Repeat the entries below exactly as they appear, with no pictures.

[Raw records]
════════════════════

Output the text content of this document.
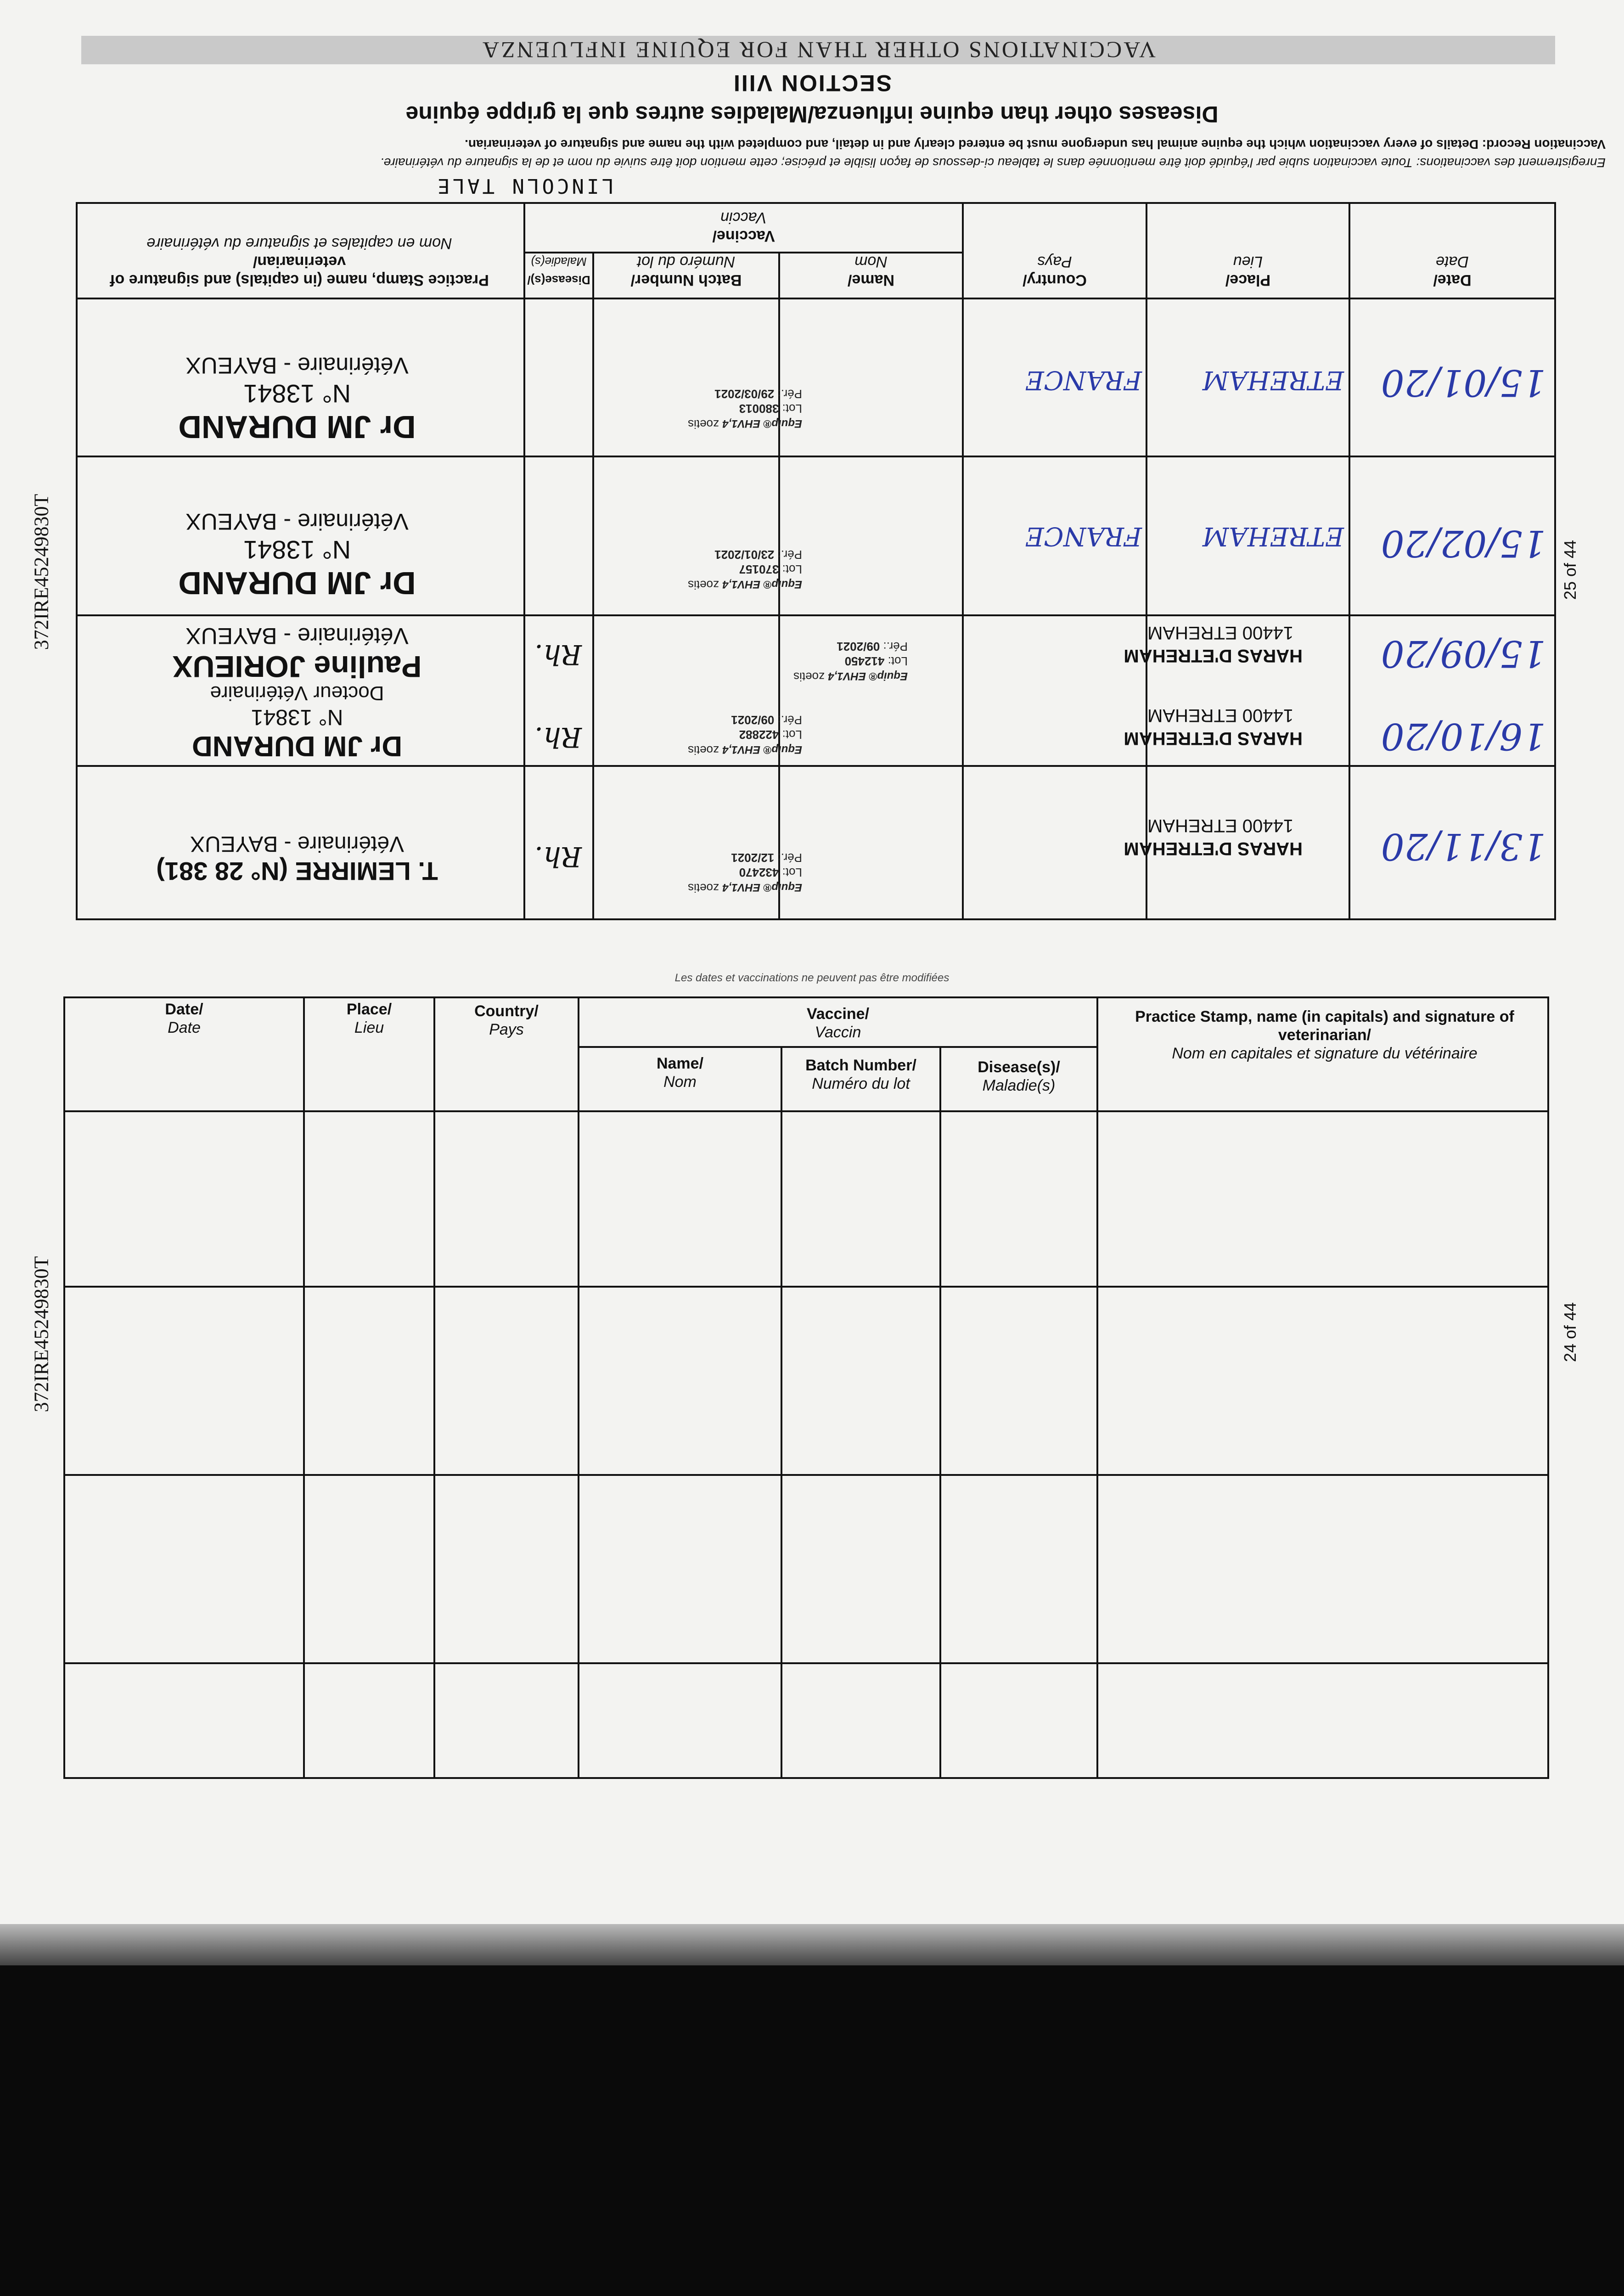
VACCINATIONS OTHER THAN FOR EQUINE INFLUENZA
SECTION VIII
Diseases other than equine influenza/Maladies autres que la grippe équine
Vaccination Record: Details of every vaccination which the equine animal has undergone must be entered clearly and in detail, and completed with the name and signature of veterinarian.
Enregistrement des vaccinations: Toute vaccination subie par l'équidé doit être mentionnée dans le tableau ci-dessous de façon lisible et précise; cette mention doit être suivie du nom et de la signature du vétérinaire.
LINCOLN TALE
Date/
Date
Place/
Lieu
Country/
Pays
Vaccine/
Vaccin
Name/
Nom
Batch Number/
Numéro du lot
Disease(s)/
Maladie(s)
Practice Stamp, name (in capitals) and signature of veterinarian/
Nom en capitales et signature du vétérinaire
15/01/20
ETREHAM
FRANCE
Equip® EHV1,4 zoetis
Lot: 380013
Pér.: 29/03/2021
Dr JM DURAND
N° 13841
Vétérinaire - BAYEUX
15/02/20
ETREHAM
FRANCE
Equip® EHV1,4 zoetis
Lot: 370157
Pér.: 23/01/2021
Dr JM DURAND
N° 13841
Vétérinaire - BAYEUX
15/09/20
HARAS D'ETREHAM
14400 ETREHAM
Equip® EHV1,4 zoetis
Lot: 412450
Pér.: 09/2021
Rh.
Pauline JORIEUX
Vétérinaire - BAYEUX
16/10/20
HARAS D'ETREHAM
14400 ETREHAM
Equip® EHV1,4 zoetis
Lot: 422882
Pér.: 09/2021
Rh.
Dr JM DURAND
N° 13841
Docteur Vétérinaire
13/11/20
HARAS D'ETREHAM
14400 ETREHAM
Equip® EHV1,4 zoetis
Lot: 432470
Pér.: 12/2021
Rh.
T. LEMIRRE (N° 28 381)
Vétérinaire - BAYEUX
372IRE45249830T	25 of 44
Les dates et vaccinations ne peuvent pas être modifiées
Date/
Date
Place/
Lieu
Country/
Pays
Vaccine/
Vaccin
Name/
Nom
Batch Number/
Numéro du lot
Disease(s)/
Maladie(s)
Practice Stamp, name (in capitals) and signature of veterinarian/
Nom en capitales et signature du vétérinaire
372IRE45249830T	24 of 44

════════════════════

> _FINAL ANSWER_
Output the text content of this document.
VACCINATIONS OTHER THAN FOR EQUINE INFLUENZA
SECTION VIII
Diseases other than equine influenza/Maladies autres que la grippe équine
Vaccination Record: Details of every vaccination which the equine animal has undergone must be entered clearly and in detail, and completed with the name and signature of veterinarian.
Enregistrement des vaccinations: Toute vaccination subie par l'équidé doit être mentionnée dans le tableau ci-dessous de façon lisible et précise; cette mention doit être suivie du nom et de la signature du vétérinaire.
LINCOLN TALE
Date/
Date
Place/
Lieu
Country/
Pays
Vaccine/
Vaccin
Name/
Nom
Batch Number/
Numéro du lot
Disease(s)/
Maladie(s)
Practice Stamp, name (in capitals) and signature of veterinarian/
Nom en capitales et signature du vétérinaire
15/01/20
ETREHAM
FRANCE
Equip® EHV1,4 zoetis
Lot: 380013
Pér.: 29/03/2021
Dr JM DURAND
N° 13841
Vétérinaire - BAYEUX
15/02/20
ETREHAM
FRANCE
Equip® EHV1,4 zoetis
Lot: 370157
Pér.: 23/01/2021
Dr JM DURAND
N° 13841
Vétérinaire - BAYEUX
15/09/20
HARAS D'ETREHAM
14400 ETREHAM
Equip® EHV1,4 zoetis
Lot: 412450
Pér.: 09/2021
Rh.
Pauline JORIEUX
Vétérinaire - BAYEUX
16/10/20
HARAS D'ETREHAM
14400 ETREHAM
Equip® EHV1,4 zoetis
Lot: 422882
Pér.: 09/2021
Rh.
Dr JM DURAND
N° 13841
Docteur Vétérinaire
13/11/20
HARAS D'ETREHAM
14400 ETREHAM
Equip® EHV1,4 zoetis
Lot: 432470
Pér.: 12/2021
Rh.
T. LEMIRRE (N° 28 381)
Vétérinaire - BAYEUX
372IRE45249830T	25 of 44
Les dates et vaccinations ne peuvent pas être modifiées
Date/
Date
Place/
Lieu
Country/
Pays
Vaccine/
Vaccin
Name/
Nom
Batch Number/
Numéro du lot
Disease(s)/
Maladie(s)
Practice Stamp, name (in capitals) and signature of veterinarian/
Nom en capitales et signature du vétérinaire
372IRE45249830T	24 of 44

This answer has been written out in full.